» **AIM**
Each line containing the word "书山有路勤为径" should be found and copied.
━━━━━ RECORDS SUPPLIED ━━━━━
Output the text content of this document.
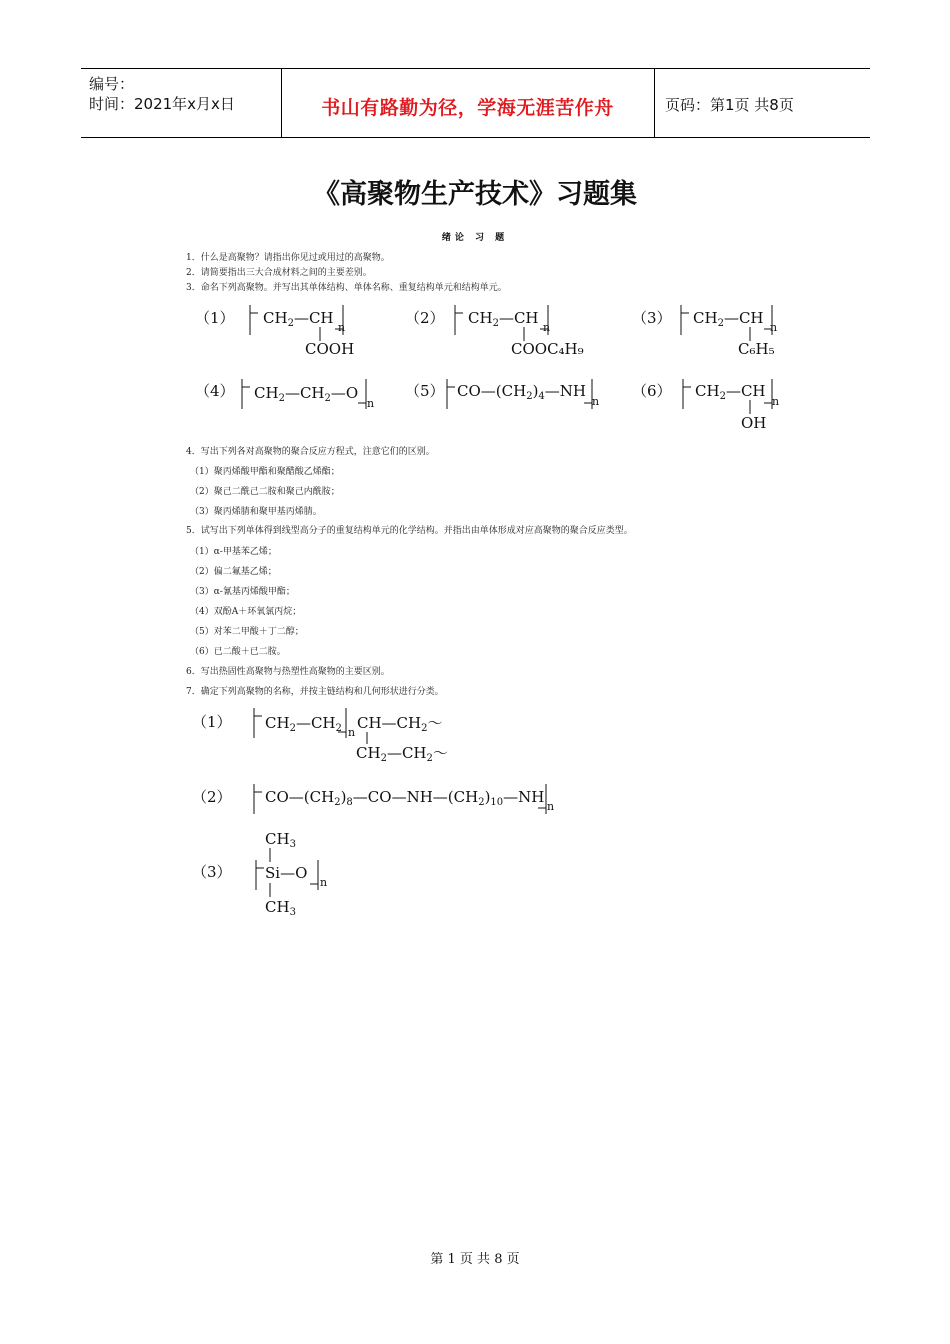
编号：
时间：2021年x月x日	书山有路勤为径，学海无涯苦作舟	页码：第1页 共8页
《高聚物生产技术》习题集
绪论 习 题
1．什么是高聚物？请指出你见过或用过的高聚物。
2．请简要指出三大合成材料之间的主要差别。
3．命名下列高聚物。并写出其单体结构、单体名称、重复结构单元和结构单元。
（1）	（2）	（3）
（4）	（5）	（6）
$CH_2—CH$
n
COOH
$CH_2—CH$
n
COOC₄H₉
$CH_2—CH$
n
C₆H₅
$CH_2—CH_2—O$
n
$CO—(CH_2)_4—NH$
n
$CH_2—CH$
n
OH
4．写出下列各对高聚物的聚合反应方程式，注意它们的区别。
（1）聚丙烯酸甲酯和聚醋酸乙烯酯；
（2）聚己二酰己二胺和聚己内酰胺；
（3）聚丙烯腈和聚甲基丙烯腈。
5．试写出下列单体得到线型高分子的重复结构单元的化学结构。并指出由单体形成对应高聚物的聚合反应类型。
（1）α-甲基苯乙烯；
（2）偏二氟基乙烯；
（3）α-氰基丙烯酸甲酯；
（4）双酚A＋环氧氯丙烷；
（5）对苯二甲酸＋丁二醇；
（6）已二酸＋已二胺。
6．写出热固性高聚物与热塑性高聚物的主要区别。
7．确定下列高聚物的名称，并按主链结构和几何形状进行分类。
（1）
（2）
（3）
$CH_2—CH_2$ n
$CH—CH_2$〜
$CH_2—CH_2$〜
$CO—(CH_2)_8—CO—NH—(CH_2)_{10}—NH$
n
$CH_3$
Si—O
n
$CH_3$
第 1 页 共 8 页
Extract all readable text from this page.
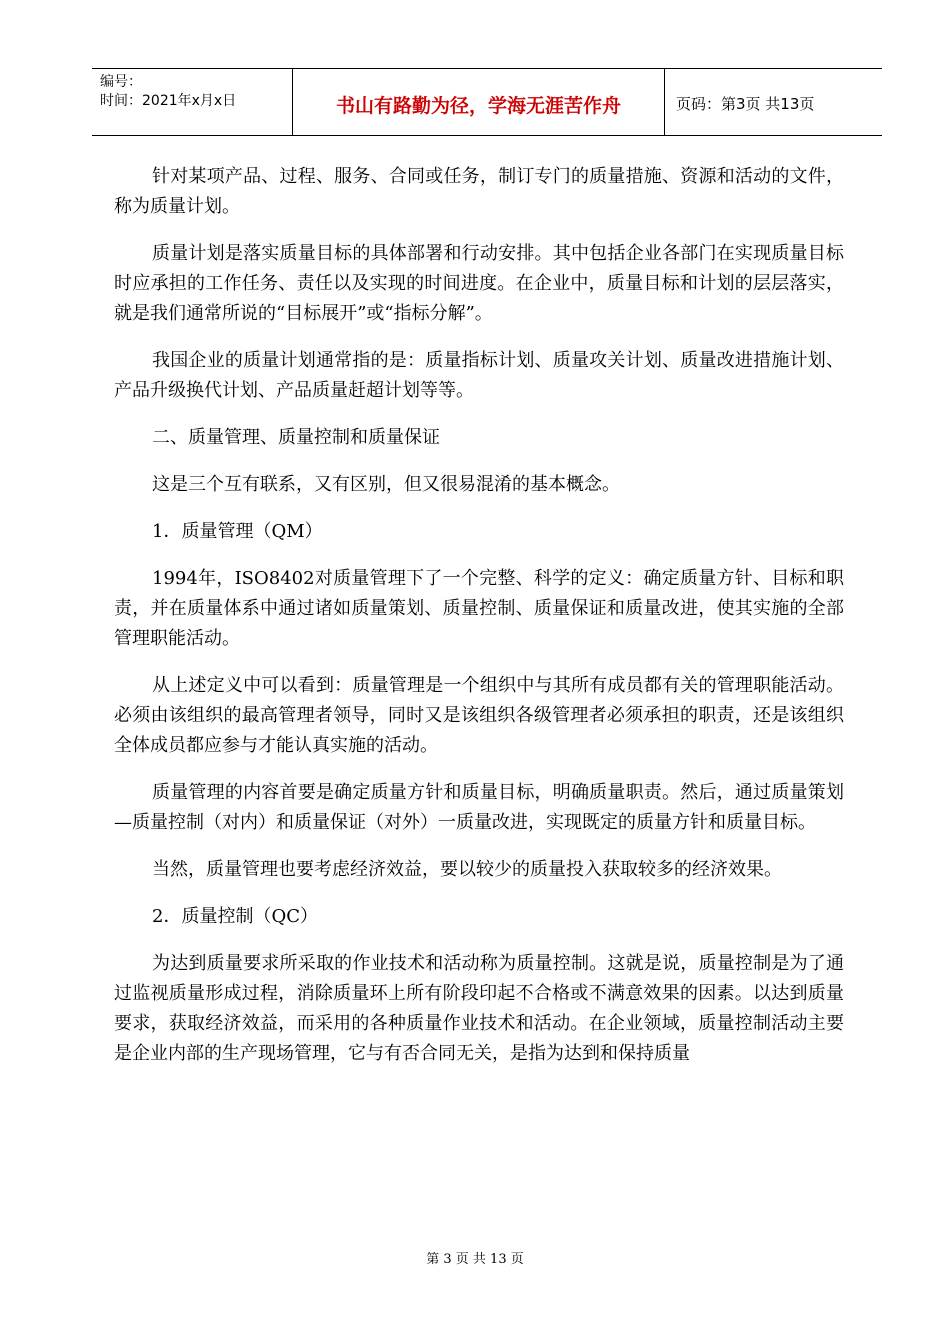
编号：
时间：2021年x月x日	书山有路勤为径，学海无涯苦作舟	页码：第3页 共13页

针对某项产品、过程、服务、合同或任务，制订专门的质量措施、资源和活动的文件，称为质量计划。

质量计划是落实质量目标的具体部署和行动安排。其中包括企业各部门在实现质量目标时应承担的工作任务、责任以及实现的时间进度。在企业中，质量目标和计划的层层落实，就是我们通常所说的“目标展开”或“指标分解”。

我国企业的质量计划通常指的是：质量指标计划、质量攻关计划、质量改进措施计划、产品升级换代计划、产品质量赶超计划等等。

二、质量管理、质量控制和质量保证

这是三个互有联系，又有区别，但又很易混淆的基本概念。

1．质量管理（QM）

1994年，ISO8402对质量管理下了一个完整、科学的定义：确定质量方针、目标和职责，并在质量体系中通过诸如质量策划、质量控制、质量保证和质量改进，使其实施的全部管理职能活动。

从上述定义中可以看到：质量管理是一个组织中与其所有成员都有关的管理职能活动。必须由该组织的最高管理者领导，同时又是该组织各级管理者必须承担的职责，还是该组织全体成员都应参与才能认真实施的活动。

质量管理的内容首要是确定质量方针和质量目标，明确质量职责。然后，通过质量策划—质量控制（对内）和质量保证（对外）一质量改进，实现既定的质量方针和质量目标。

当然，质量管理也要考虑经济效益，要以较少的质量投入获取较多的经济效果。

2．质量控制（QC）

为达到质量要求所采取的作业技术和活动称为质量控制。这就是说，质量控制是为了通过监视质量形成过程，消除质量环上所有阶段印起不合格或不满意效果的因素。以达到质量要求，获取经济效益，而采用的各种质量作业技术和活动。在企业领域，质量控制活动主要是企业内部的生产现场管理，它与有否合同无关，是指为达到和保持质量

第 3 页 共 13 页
━━━━━
━━━━━ RECORDS SUPPLIED ━━━━━
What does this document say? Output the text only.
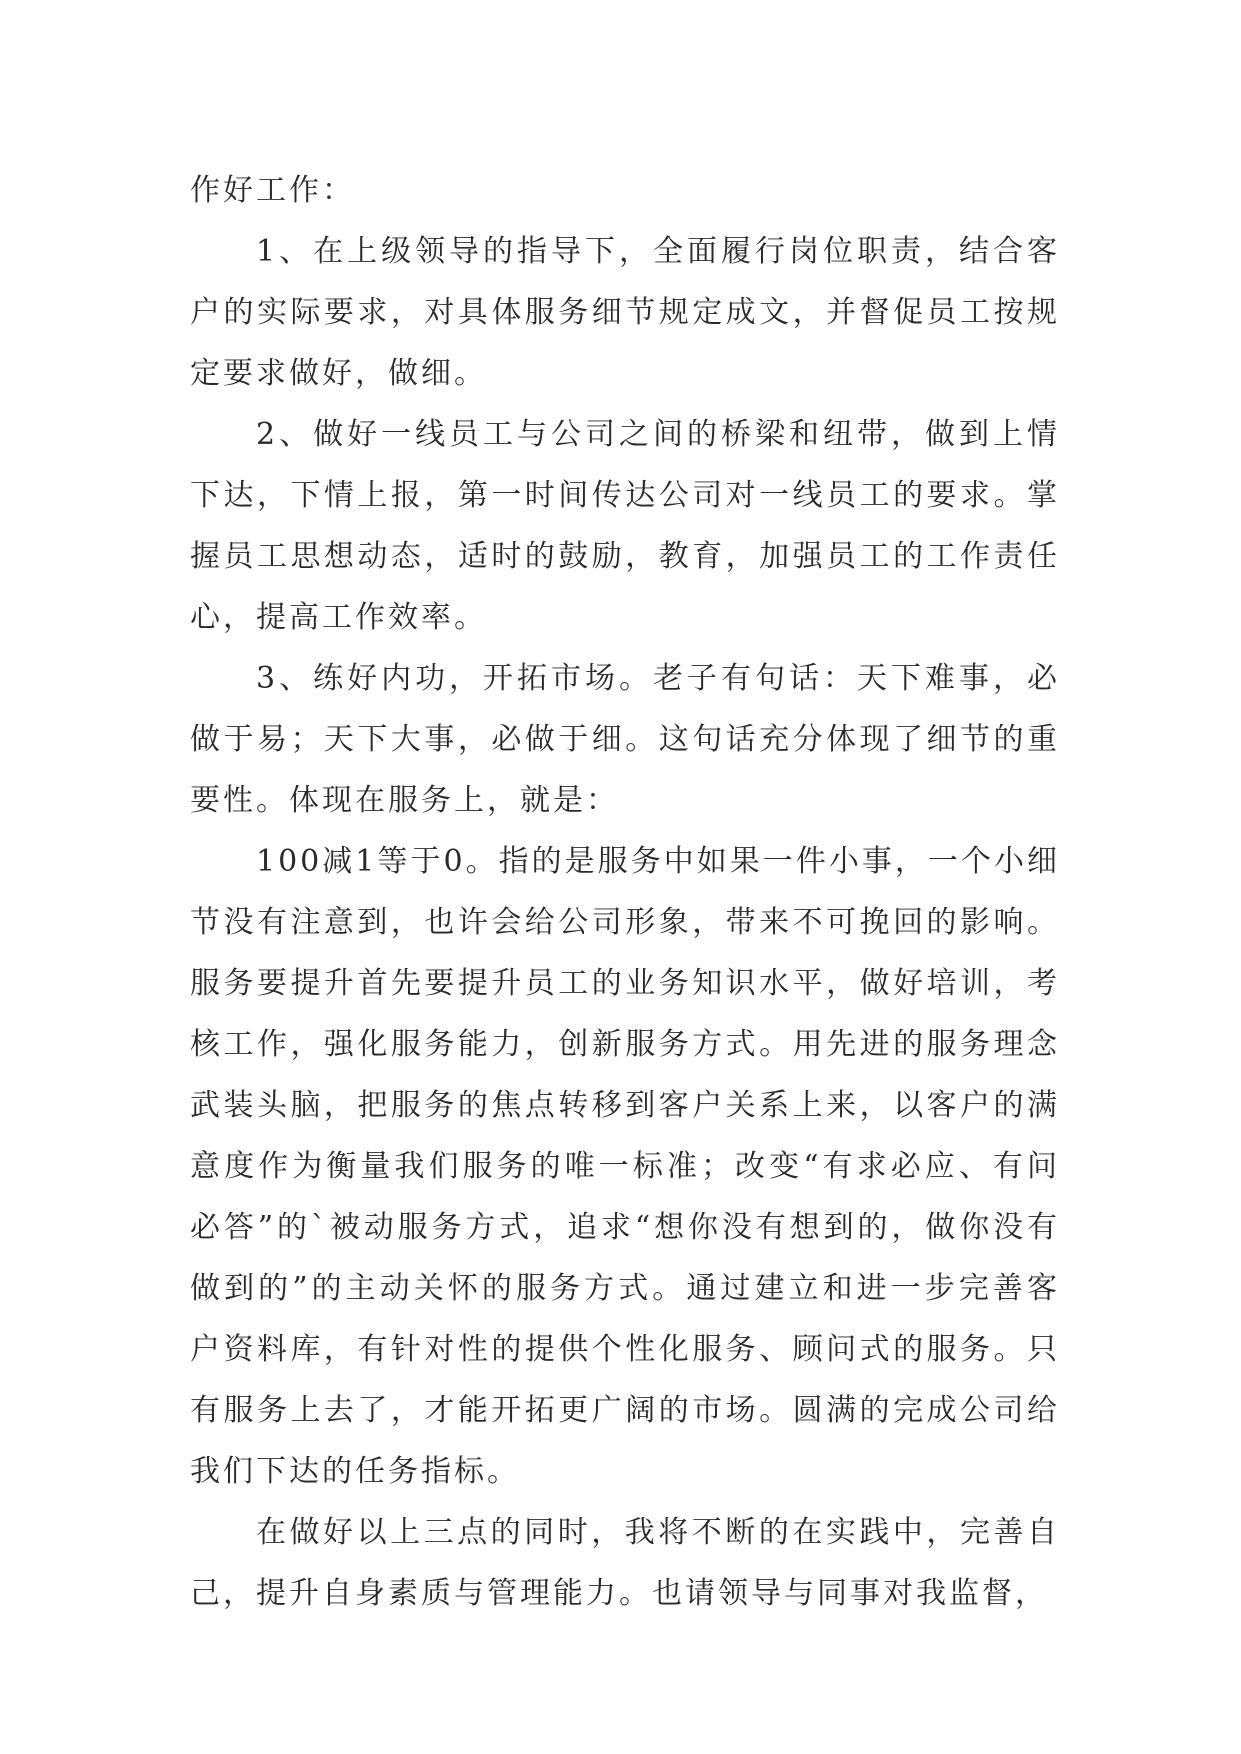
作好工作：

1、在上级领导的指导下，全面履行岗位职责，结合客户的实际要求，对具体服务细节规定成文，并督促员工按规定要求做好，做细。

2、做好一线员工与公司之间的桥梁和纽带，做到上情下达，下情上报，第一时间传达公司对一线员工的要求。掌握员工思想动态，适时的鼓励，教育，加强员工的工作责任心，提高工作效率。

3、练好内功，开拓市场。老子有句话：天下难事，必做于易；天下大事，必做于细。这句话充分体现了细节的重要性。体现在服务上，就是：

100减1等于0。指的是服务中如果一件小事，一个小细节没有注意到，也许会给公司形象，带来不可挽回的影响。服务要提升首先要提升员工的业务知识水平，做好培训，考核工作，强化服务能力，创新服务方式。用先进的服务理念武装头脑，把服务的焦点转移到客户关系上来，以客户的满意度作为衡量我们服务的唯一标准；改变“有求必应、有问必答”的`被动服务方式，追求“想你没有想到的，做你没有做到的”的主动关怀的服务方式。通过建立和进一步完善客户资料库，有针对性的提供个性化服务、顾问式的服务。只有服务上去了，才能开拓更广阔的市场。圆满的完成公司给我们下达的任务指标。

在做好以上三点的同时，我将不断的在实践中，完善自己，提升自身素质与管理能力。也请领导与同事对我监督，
━━━━━
» **TASK RESULT**
时间：2021年x月x日	书山有路勤为径，学海无涯苦作舟	页码：第1页 共8页
时间：2021年x月x日	书山有路勤为径，学海无涯苦作舟	页码：第3页 共13页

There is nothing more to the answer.